-- Begin Material supplied --

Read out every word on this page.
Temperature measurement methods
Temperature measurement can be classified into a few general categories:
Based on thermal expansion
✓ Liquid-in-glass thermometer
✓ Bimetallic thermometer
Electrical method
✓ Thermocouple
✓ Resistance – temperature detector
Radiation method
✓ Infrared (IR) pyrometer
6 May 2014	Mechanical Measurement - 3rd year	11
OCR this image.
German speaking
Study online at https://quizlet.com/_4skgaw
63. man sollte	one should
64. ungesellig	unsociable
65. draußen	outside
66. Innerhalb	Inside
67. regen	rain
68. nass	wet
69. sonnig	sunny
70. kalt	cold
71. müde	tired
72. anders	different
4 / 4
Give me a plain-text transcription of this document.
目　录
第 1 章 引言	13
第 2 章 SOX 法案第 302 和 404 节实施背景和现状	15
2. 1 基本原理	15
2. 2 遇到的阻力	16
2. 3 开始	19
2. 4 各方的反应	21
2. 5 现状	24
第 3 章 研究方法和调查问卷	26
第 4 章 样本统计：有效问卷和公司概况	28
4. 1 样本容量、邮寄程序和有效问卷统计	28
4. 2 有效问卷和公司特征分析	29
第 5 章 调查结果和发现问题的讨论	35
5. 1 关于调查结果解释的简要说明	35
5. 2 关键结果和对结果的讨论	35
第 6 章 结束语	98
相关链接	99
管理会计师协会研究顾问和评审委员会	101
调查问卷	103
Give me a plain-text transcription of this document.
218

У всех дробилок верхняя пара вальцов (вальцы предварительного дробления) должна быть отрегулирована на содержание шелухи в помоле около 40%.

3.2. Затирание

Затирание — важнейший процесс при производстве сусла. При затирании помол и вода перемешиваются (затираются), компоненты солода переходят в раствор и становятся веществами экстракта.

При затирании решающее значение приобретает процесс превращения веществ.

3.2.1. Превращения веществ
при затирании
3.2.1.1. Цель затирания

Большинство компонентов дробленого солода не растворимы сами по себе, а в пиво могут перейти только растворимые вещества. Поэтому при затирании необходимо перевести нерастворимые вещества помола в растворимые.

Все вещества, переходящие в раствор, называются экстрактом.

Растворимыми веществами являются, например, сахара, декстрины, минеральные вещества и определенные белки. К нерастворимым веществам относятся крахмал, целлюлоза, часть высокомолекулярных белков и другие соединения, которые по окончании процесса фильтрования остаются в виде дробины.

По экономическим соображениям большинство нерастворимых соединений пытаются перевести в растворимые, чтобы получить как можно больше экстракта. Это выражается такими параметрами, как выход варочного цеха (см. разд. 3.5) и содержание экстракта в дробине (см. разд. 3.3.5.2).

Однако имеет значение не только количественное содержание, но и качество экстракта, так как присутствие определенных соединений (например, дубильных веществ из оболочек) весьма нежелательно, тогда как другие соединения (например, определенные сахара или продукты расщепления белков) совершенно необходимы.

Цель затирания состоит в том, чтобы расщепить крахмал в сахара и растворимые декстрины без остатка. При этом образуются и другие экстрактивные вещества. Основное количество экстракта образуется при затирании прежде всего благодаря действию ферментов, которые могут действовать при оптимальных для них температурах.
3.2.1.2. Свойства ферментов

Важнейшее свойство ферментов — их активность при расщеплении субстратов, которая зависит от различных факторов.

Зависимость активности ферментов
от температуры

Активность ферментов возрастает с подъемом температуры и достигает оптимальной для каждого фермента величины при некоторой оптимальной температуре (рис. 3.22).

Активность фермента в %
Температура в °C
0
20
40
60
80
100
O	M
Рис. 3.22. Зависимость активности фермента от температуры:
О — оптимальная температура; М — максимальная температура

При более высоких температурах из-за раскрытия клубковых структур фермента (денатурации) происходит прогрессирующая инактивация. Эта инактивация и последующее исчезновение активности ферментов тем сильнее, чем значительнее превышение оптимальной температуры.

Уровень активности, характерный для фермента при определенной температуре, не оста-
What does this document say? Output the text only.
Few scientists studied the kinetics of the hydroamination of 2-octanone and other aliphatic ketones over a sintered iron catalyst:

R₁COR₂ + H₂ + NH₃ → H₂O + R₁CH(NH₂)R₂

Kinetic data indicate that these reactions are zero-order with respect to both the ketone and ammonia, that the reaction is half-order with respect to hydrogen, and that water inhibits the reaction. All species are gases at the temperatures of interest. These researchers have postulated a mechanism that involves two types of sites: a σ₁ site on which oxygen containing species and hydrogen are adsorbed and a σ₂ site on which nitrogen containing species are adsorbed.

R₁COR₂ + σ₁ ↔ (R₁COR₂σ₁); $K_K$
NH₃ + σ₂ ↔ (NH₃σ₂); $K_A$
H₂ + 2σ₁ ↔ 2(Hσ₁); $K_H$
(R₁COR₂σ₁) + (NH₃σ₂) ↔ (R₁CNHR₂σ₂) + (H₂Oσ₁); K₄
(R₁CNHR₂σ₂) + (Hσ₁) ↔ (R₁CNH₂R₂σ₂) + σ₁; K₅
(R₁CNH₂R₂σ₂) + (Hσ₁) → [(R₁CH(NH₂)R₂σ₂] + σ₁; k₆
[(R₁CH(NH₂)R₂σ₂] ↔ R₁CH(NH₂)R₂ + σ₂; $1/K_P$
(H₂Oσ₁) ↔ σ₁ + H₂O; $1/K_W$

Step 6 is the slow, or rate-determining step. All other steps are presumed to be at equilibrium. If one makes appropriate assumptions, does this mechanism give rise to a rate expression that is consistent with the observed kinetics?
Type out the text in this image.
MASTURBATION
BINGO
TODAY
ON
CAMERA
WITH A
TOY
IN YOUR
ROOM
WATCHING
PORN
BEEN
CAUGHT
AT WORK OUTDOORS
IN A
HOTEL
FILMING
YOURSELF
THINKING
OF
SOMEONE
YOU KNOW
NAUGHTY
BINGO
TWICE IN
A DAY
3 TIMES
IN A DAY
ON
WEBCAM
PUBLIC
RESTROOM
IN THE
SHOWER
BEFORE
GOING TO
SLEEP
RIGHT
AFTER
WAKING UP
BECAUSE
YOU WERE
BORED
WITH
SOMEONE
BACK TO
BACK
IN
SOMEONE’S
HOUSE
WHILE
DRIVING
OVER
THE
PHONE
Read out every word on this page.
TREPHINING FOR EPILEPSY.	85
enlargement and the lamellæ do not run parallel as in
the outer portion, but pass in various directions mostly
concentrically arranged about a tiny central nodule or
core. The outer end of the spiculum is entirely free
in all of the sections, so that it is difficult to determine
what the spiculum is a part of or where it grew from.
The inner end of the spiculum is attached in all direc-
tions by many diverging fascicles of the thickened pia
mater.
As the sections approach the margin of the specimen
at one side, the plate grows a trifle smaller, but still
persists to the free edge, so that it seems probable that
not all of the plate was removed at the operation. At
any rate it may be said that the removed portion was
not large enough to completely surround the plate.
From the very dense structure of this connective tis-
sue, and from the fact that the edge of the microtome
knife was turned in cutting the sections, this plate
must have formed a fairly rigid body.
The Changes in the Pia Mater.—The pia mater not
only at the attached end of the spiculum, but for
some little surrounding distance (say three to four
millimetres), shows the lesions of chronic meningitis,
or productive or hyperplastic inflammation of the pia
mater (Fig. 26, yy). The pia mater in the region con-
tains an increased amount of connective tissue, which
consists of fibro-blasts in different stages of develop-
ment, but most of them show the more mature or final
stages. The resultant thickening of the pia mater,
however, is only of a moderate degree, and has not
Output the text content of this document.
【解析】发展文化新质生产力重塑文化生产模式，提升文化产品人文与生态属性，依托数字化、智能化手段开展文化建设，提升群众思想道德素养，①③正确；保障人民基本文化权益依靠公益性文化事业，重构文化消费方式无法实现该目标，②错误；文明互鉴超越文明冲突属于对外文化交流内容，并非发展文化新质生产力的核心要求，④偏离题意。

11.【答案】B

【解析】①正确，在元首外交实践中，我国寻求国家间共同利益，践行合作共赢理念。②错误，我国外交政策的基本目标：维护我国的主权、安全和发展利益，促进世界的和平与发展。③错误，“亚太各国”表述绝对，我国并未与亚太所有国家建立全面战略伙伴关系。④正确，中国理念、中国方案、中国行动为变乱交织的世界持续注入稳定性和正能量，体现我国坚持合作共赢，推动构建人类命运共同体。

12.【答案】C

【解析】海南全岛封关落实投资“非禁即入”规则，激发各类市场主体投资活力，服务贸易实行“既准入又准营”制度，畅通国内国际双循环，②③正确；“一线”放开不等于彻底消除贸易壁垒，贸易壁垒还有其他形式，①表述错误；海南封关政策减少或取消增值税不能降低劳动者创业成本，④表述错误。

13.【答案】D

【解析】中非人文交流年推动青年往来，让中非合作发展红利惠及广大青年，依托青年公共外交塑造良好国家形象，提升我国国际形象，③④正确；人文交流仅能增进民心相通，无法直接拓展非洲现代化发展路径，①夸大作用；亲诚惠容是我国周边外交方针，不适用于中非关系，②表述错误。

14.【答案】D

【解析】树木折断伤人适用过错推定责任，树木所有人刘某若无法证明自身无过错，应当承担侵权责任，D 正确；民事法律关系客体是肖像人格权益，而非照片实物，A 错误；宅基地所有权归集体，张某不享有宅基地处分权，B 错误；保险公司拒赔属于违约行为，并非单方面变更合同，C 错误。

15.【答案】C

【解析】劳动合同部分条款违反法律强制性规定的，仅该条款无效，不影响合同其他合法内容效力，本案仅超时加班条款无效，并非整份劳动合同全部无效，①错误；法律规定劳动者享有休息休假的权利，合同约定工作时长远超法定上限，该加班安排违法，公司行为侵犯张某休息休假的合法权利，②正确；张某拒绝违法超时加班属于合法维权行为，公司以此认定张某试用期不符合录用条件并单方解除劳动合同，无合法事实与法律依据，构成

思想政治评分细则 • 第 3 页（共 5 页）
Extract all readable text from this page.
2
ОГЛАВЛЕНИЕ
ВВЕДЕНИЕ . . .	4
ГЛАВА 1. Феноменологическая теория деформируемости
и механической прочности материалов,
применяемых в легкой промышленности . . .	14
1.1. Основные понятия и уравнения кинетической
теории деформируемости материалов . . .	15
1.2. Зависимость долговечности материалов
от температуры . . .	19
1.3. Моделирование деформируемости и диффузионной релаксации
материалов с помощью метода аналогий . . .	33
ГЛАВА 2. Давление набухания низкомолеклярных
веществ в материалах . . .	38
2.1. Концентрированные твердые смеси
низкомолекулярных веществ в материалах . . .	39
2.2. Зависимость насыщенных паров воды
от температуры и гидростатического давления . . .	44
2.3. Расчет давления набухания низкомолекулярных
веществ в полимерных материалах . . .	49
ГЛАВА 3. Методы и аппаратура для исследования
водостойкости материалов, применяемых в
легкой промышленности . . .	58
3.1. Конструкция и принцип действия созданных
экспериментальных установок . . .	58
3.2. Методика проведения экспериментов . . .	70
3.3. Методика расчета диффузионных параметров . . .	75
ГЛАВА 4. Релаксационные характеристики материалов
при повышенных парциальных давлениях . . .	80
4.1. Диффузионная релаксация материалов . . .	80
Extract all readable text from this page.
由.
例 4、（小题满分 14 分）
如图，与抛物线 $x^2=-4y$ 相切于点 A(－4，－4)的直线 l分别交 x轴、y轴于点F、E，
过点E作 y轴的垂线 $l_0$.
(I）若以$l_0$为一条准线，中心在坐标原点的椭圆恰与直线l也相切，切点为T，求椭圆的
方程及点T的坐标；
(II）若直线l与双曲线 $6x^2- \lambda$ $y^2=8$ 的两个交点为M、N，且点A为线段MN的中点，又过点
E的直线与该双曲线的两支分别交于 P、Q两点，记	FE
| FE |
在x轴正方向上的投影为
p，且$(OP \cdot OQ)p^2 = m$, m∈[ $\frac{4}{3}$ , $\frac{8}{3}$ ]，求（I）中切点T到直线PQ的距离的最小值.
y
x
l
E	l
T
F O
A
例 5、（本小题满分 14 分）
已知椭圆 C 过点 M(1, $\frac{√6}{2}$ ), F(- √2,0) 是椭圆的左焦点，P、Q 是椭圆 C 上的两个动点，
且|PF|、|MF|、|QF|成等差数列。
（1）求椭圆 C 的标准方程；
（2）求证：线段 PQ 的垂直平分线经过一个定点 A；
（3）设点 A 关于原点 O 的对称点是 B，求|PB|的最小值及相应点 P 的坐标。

-- End Material supplied --

= Exercise directions =
All lines of the data above that include the word "free" must be shown.

= Finished task =
core. The outer end of the spiculum is entirely free
persists to the free edge, so that it seems probable that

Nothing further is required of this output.